# Short task
From the records below, copy every line that contains the word "this".

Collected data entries

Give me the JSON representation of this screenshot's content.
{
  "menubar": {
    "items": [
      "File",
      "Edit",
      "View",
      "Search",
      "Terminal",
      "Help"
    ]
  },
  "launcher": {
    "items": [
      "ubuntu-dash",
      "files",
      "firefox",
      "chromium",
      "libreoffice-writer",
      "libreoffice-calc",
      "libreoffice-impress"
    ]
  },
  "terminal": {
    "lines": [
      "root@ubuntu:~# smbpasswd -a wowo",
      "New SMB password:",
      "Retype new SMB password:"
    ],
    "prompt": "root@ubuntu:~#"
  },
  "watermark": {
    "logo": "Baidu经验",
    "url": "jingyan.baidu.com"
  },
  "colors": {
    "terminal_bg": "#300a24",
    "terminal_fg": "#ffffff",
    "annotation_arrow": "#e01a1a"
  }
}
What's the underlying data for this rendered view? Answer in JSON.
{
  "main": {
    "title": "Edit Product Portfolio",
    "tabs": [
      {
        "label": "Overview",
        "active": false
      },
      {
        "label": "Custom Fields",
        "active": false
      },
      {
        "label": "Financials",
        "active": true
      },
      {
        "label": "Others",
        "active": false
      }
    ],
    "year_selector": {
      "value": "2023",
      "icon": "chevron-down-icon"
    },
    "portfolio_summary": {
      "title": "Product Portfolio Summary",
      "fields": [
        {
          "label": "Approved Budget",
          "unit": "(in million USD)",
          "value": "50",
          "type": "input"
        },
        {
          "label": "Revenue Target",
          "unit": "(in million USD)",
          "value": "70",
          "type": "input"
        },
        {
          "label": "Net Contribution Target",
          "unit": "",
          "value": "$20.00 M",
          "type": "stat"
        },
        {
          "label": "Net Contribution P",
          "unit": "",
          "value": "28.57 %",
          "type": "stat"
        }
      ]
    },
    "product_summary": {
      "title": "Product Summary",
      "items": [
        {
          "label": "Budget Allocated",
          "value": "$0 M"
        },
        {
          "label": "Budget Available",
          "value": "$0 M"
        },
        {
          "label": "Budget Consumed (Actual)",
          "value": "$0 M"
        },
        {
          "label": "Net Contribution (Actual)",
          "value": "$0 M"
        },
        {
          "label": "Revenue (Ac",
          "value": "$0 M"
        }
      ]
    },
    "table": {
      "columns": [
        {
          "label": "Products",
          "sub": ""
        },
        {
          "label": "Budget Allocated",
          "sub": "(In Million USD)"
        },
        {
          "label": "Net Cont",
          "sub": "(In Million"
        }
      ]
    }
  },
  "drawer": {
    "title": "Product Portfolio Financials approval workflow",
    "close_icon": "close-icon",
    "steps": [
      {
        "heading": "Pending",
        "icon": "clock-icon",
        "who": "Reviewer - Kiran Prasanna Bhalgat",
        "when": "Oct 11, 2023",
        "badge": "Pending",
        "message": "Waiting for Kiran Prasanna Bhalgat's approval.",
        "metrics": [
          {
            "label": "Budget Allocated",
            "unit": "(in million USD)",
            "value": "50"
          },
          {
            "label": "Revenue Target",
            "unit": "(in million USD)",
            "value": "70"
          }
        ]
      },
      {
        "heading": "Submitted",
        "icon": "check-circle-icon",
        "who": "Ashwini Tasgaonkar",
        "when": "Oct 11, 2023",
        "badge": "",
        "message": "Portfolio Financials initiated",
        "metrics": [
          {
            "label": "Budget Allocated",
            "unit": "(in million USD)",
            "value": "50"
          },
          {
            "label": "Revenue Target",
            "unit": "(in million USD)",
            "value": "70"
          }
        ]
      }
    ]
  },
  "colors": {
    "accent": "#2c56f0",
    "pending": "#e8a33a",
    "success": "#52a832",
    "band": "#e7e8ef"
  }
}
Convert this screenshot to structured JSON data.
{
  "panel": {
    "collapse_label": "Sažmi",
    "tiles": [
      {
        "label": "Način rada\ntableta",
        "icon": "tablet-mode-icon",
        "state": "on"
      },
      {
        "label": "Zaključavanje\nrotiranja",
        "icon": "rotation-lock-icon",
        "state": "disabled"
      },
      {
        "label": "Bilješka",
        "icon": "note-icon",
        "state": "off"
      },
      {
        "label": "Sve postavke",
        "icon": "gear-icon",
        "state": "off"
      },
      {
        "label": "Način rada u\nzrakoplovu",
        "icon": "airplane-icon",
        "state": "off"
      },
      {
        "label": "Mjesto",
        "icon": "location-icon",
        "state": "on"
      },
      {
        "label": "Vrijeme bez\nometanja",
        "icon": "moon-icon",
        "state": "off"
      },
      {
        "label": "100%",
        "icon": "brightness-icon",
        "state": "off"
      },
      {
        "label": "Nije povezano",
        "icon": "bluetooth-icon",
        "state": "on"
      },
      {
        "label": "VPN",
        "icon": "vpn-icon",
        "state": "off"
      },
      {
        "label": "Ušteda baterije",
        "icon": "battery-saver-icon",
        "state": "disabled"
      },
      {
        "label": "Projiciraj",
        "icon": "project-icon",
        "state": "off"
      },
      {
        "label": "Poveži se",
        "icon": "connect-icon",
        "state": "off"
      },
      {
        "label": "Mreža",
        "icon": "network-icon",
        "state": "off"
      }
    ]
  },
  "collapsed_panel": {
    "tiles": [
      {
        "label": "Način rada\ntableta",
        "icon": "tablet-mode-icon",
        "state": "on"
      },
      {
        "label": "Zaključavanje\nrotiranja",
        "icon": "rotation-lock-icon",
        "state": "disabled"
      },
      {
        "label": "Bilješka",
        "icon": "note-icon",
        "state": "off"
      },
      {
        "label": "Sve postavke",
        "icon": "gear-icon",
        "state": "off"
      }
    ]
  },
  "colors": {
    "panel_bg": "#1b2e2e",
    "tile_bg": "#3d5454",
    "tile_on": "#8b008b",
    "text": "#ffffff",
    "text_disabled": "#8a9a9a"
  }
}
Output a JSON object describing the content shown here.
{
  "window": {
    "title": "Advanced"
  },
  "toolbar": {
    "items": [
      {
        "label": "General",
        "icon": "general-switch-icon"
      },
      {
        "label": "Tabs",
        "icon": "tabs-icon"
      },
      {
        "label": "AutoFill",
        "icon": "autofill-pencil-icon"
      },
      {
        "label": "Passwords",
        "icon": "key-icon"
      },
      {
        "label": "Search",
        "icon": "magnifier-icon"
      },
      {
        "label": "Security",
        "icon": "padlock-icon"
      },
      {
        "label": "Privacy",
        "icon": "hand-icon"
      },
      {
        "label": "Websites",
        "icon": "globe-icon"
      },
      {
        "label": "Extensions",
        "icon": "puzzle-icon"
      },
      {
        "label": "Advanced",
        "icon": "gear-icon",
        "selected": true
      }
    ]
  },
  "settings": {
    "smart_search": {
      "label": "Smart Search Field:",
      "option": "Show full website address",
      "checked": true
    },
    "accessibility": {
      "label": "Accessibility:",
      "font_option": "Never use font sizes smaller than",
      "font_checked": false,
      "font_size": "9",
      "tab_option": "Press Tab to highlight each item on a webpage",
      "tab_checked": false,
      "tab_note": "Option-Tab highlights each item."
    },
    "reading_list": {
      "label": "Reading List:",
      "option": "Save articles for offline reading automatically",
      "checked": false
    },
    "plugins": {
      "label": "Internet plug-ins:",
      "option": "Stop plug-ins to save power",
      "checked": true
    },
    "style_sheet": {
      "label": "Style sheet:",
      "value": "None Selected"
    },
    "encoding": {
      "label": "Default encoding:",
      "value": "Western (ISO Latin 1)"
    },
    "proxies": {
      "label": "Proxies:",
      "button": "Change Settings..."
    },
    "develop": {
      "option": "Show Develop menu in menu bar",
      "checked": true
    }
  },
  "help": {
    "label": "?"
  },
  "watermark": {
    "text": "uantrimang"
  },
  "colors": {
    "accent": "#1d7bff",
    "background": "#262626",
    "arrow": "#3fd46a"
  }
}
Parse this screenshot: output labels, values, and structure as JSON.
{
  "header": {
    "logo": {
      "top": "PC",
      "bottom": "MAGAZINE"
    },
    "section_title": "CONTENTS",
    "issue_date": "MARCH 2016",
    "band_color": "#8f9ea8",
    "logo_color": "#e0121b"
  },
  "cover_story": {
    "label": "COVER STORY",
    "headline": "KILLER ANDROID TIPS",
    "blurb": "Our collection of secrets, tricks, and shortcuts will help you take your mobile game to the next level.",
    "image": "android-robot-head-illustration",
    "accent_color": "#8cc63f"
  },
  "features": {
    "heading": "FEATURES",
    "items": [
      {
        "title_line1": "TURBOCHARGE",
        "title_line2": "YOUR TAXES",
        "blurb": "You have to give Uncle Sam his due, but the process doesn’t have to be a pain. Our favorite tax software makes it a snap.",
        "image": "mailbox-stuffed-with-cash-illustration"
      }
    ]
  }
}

# Solved problem
Give me the JSON representation of this screenshot's content.
What's the underlying data for this rendered view? Answer in JSON.
Convert this screenshot to structured JSON data.
Parse this screenshot: output labels, values, and structure as JSON.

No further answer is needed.